:: Exercise instructions ::
Where a line below holds the string "wear", copy that line.

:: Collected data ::

--*--

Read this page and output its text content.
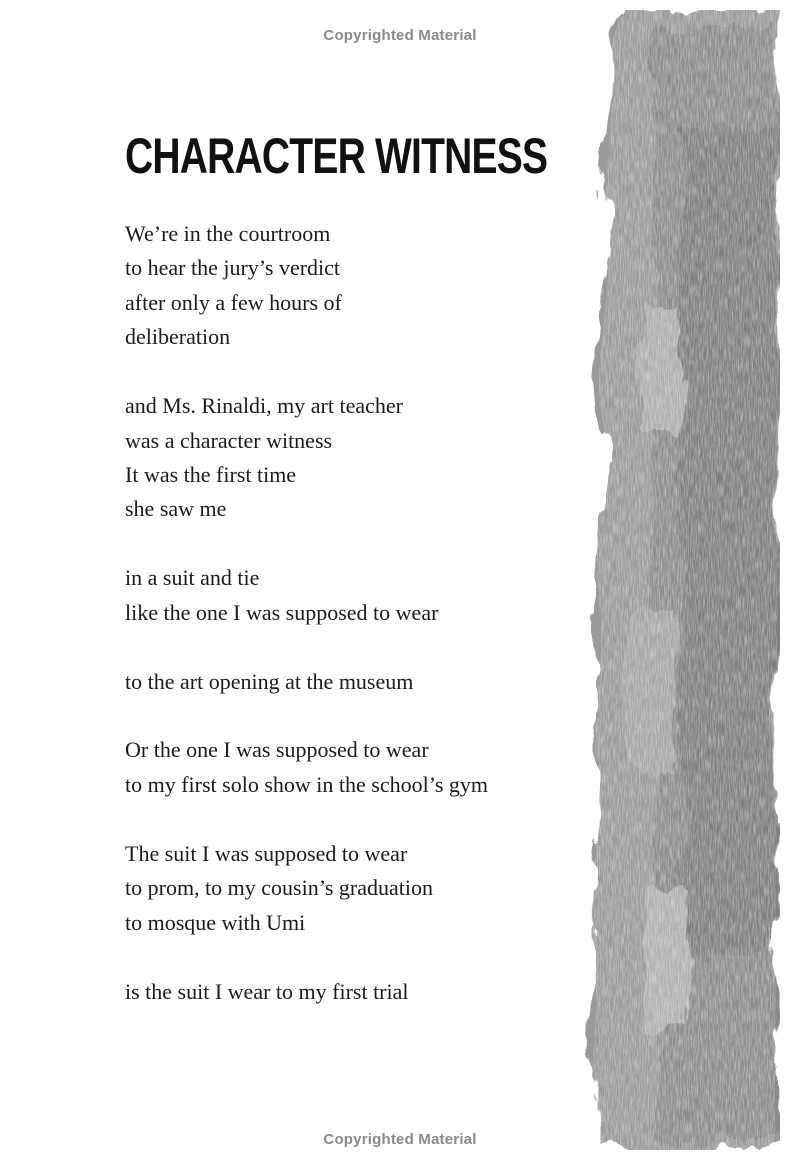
Copyrighted Material
CHARACTER WITNESS
We’re in the courtroom
to hear the jury’s verdict
after only a few hours of
deliberation
and Ms. Rinaldi, my art teacher
was a character witness
It was the first time
she saw me
in a suit and tie
like the one I was supposed to wear
to the art opening at the museum
Or the one I was supposed to wear
to my first solo show in the school’s gym
The suit I was supposed to wear
to prom, to my cousin’s graduation
to mosque with Umi
is the suit I wear to my first trial
Copyrighted Material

--*--

:: Expected answer ::
like the one I was supposed to wear
Or the one I was supposed to wear
The suit I was supposed to wear
is the suit I wear to my first trial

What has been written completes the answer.